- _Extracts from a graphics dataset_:
* * *

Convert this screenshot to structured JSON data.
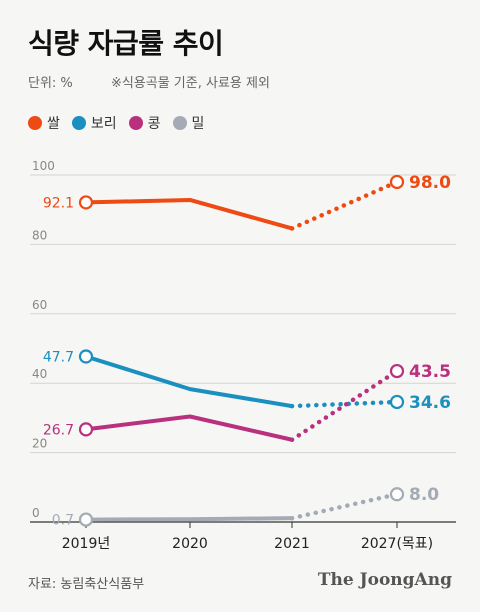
{
  "header": {
    "title": "식량 자급률 추이",
    "unit": "단위: %",
    "note": "※식용곡물 기준, 사료용 제외"
  },
  "footer": {
    "source": "자료: 농림축산식품부",
    "brand": "The JoongAng"
  },
  "chart_data": {
    "type": "line",
    "title": "식량 자급률 추이",
    "x": [
      "2019년",
      "2020",
      "2021",
      "2027(목표)"
    ],
    "yticks": [
      0,
      20,
      40,
      60,
      80,
      100
    ],
    "ylim": [
      0,
      100
    ],
    "grid": true,
    "legend_position": "top-left",
    "series": [
      {
        "name": "쌀",
        "color": "#ee4a14",
        "values": [
          92.1,
          92.8,
          84.6,
          98.0
        ],
        "start_label": "92.1",
        "end_label": "98.0"
      },
      {
        "name": "보리",
        "color": "#1b90c0",
        "values": [
          47.7,
          38.3,
          33.4,
          34.6
        ],
        "start_label": "47.7",
        "end_label": "34.6"
      },
      {
        "name": "콩",
        "color": "#b8307e",
        "values": [
          26.7,
          30.4,
          23.7,
          43.5
        ],
        "start_label": "26.7",
        "end_label": "43.5"
      },
      {
        "name": "밀",
        "color": "#a4abb5",
        "values": [
          0.7,
          0.8,
          1.1,
          8.0
        ],
        "start_label": "0.7",
        "end_label": "8.0"
      }
    ]
  }
}
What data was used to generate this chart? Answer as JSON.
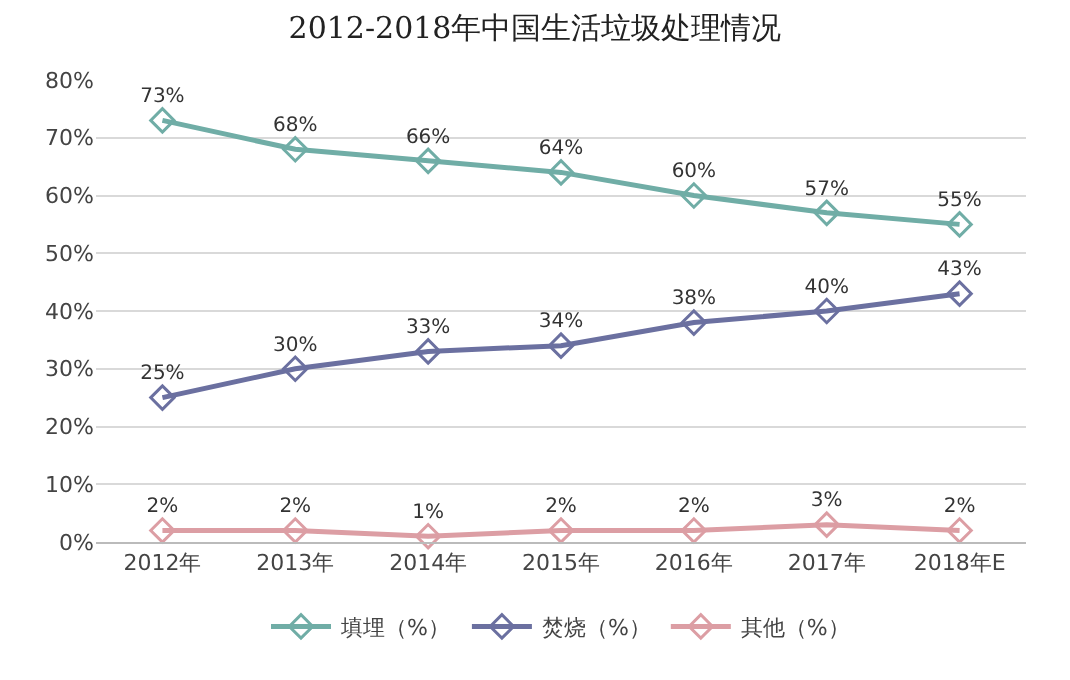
{
  "chart_data": {
    "type": "line",
    "title": "2012-2018年中国生活垃圾处理情况",
    "categories": [
      "2012年",
      "2013年",
      "2014年",
      "2015年",
      "2016年",
      "2017年",
      "2018年E"
    ],
    "series": [
      {
        "name": "填埋（%）",
        "color": "#70ada6",
        "values": [
          73,
          68,
          66,
          64,
          60,
          57,
          55
        ],
        "value_labels": [
          "73%",
          "68%",
          "66%",
          "64%",
          "60%",
          "57%",
          "55%"
        ]
      },
      {
        "name": "焚烧（%）",
        "color": "#6b70a0",
        "values": [
          25,
          30,
          33,
          34,
          38,
          40,
          43
        ],
        "value_labels": [
          "25%",
          "30%",
          "33%",
          "34%",
          "38%",
          "40%",
          "43%"
        ]
      },
      {
        "name": "其他（%）",
        "color": "#dc9ea4",
        "values": [
          2,
          2,
          1,
          2,
          2,
          3,
          2
        ],
        "value_labels": [
          "2%",
          "2%",
          "1%",
          "2%",
          "2%",
          "3%",
          "2%"
        ]
      }
    ],
    "ylim": [
      0,
      80
    ],
    "yticks": [
      {
        "value": 0,
        "label": "0%"
      },
      {
        "value": 10,
        "label": "10%"
      },
      {
        "value": 20,
        "label": "20%"
      },
      {
        "value": 30,
        "label": "30%"
      },
      {
        "value": 40,
        "label": "40%"
      },
      {
        "value": 50,
        "label": "50%"
      },
      {
        "value": 60,
        "label": "60%"
      },
      {
        "value": 70,
        "label": "70%"
      },
      {
        "value": 80,
        "label": "80%"
      }
    ],
    "grid": "y",
    "legend": "bottom",
    "marker": "diamond",
    "line_style": "solid"
  }
}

* * *

In your copy, repeat each record exactly and include no pictures.

Convert this screenshot to structured JSON data.
{
  "header": {
    "title": "식량 자급률 추이",
    "unit": "단위: %",
    "note": "※식용곡물 기준, 사료용 제외"
  },
  "footer": {
    "source": "자료: 농림축산식품부",
    "brand": "The JoongAng"
  },
  "chart_data": {
    "type": "line",
    "title": "식량 자급률 추이",
    "x": [
      "2019년",
      "2020",
      "2021",
      "2027(목표)"
    ],
    "yticks": [
      0,
      20,
      40,
      60,
      80,
      100
    ],
    "ylim": [
      0,
      100
    ],
    "grid": true,
    "legend_position": "top-left",
    "series": [
      {
        "name": "쌀",
        "color": "#ee4a14",
        "values": [
          92.1,
          92.8,
          84.6,
          98.0
        ],
        "start_label": "92.1",
        "end_label": "98.0"
      },
      {
        "name": "보리",
        "color": "#1b90c0",
        "values": [
          47.7,
          38.3,
          33.4,
          34.6
        ],
        "start_label": "47.7",
        "end_label": "34.6"
      },
      {
        "name": "콩",
        "color": "#b8307e",
        "values": [
          26.7,
          30.4,
          23.7,
          43.5
        ],
        "start_label": "26.7",
        "end_label": "43.5"
      },
      {
        "name": "밀",
        "color": "#a4abb5",
        "values": [
          0.7,
          0.8,
          1.1,
          8.0
        ],
        "start_label": "0.7",
        "end_label": "8.0"
      }
    ]
  }
}
What data was used to generate this chart? Answer as JSON.
{
  "chart_data": {
    "type": "line",
    "title": "2012-2018年中国生活垃圾处理情况",
    "categories": [
      "2012年",
      "2013年",
      "2014年",
      "2015年",
      "2016年",
      "2017年",
      "2018年E"
    ],
    "series": [
      {
        "name": "填埋（%）",
        "color": "#70ada6",
        "values": [
          73,
          68,
          66,
          64,
          60,
          57,
          55
        ],
        "value_labels": [
          "73%",
          "68%",
          "66%",
          "64%",
          "60%",
          "57%",
          "55%"
        ]
      },
      {
        "name": "焚烧（%）",
        "color": "#6b70a0",
        "values": [
          25,
          30,
          33,
          34,
          38,
          40,
          43
        ],
        "value_labels": [
          "25%",
          "30%",
          "33%",
          "34%",
          "38%",
          "40%",
          "43%"
        ]
      },
      {
        "name": "其他（%）",
        "color": "#dc9ea4",
        "values": [
          2,
          2,
          1,
          2,
          2,
          3,
          2
        ],
        "value_labels": [
          "2%",
          "2%",
          "1%",
          "2%",
          "2%",
          "3%",
          "2%"
        ]
      }
    ],
    "ylim": [
      0,
      80
    ],
    "yticks": [
      {
        "value": 0,
        "label": "0%"
      },
      {
        "value": 10,
        "label": "10%"
      },
      {
        "value": 20,
        "label": "20%"
      },
      {
        "value": 30,
        "label": "30%"
      },
      {
        "value": 40,
        "label": "40%"
      },
      {
        "value": 50,
        "label": "50%"
      },
      {
        "value": 60,
        "label": "60%"
      },
      {
        "value": 70,
        "label": "70%"
      },
      {
        "value": 80,
        "label": "80%"
      }
    ],
    "grid": "y",
    "legend": "bottom",
    "marker": "diamond",
    "line_style": "solid"
  }
}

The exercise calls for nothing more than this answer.